== GIVEN EXERCISE ==
In this exercise, return the whole listing exactly, excluding any images.

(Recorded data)
** start **
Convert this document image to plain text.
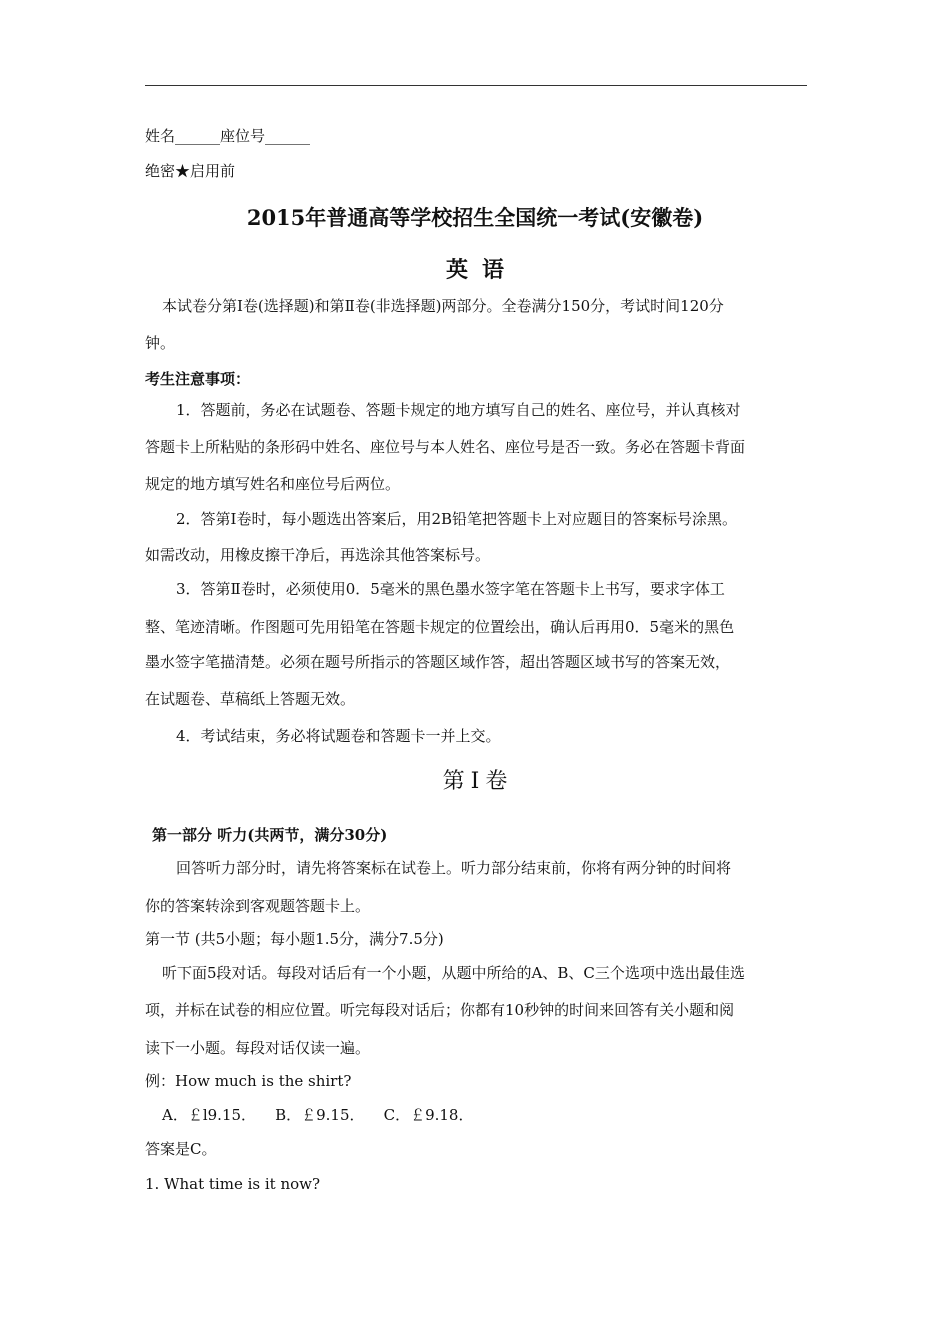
姓名______座位号______
绝密★启用前
2015年普通高等学校招生全国统一考试(安徽卷)
英语
本试卷分第Ⅰ卷(选择题)和第Ⅱ卷(非选择题)两部分。全卷满分150分，考试时间120分
钟。
考生注意事项：
1．答题前，务必在试题卷、答题卡规定的地方填写自己的姓名、座位号，并认真核对
答题卡上所粘贴的条形码中姓名、座位号与本人姓名、座位号是否一致。务必在答题卡背面
规定的地方填写姓名和座位号后两位。
2．答第Ⅰ卷时，每小题选出答案后，用2B铅笔把答题卡上对应题目的答案标号涂黑。
如需改动，用橡皮擦干净后，再选涂其他答案标号。
3．答第Ⅱ卷时，必须使用0．5毫米的黑色墨水签字笔在答题卡上书写，要求字体工
整、笔迹清晰。作图题可先用铅笔在答题卡规定的位置绘出，确认后再用0．5毫米的黑色
墨水签字笔描清楚。必须在题号所指示的答题区域作答，超出答题区域书写的答案无效，
在试题卷、草稿纸上答题无效。
4．考试结束，务必将试题卷和答题卡一并上交。
第Ⅰ卷
第一部分 听力(共两节，满分30分)
回答听力部分时，请先将答案标在试卷上。听力部分结束前，你将有两分钟的时间将
你的答案转涂到客观题答题卡上。
第一节 (共5小题；每小题1.5分，满分7.5分)
听下面5段对话。每段对话后有一个小题，从题中所给的A、B、C三个选项中选出最佳选
项，并标在试卷的相应位置。听完每段对话后；你都有10秒钟的时间来回答有关小题和阅
读下一小题。每段对话仅读一遍。
例：How much is the shirt?
A．￡l9.15．    B．￡9.15．    C．￡9.18．
答案是C。
1. What time is it now?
** end **
== RESULT BELOW ==
Convert this document image to plain text.
姓名______座位号______
绝密★启用前
2015年普通高等学校招生全国统一考试(安徽卷)
英语
本试卷分第Ⅰ卷(选择题)和第Ⅱ卷(非选择题)两部分。全卷满分150分，考试时间120分
钟。
考生注意事项：
1．答题前，务必在试题卷、答题卡规定的地方填写自己的姓名、座位号，并认真核对
答题卡上所粘贴的条形码中姓名、座位号与本人姓名、座位号是否一致。务必在答题卡背面
规定的地方填写姓名和座位号后两位。
2．答第Ⅰ卷时，每小题选出答案后，用2B铅笔把答题卡上对应题目的答案标号涂黑。
如需改动，用橡皮擦干净后，再选涂其他答案标号。
3．答第Ⅱ卷时，必须使用0．5毫米的黑色墨水签字笔在答题卡上书写，要求字体工
整、笔迹清晰。作图题可先用铅笔在答题卡规定的位置绘出，确认后再用0．5毫米的黑色
墨水签字笔描清楚。必须在题号所指示的答题区域作答，超出答题区域书写的答案无效，
在试题卷、草稿纸上答题无效。
4．考试结束，务必将试题卷和答题卡一并上交。
第Ⅰ卷
第一部分 听力(共两节，满分30分)
回答听力部分时，请先将答案标在试卷上。听力部分结束前，你将有两分钟的时间将
你的答案转涂到客观题答题卡上。
第一节 (共5小题；每小题1.5分，满分7.5分)
听下面5段对话。每段对话后有一个小题，从题中所给的A、B、C三个选项中选出最佳选
项，并标在试卷的相应位置。听完每段对话后；你都有10秒钟的时间来回答有关小题和阅
读下一小题。每段对话仅读一遍。
例：How much is the shirt?
A．￡l9.15．    B．￡9.15．    C．￡9.18．
答案是C。
1. What time is it now?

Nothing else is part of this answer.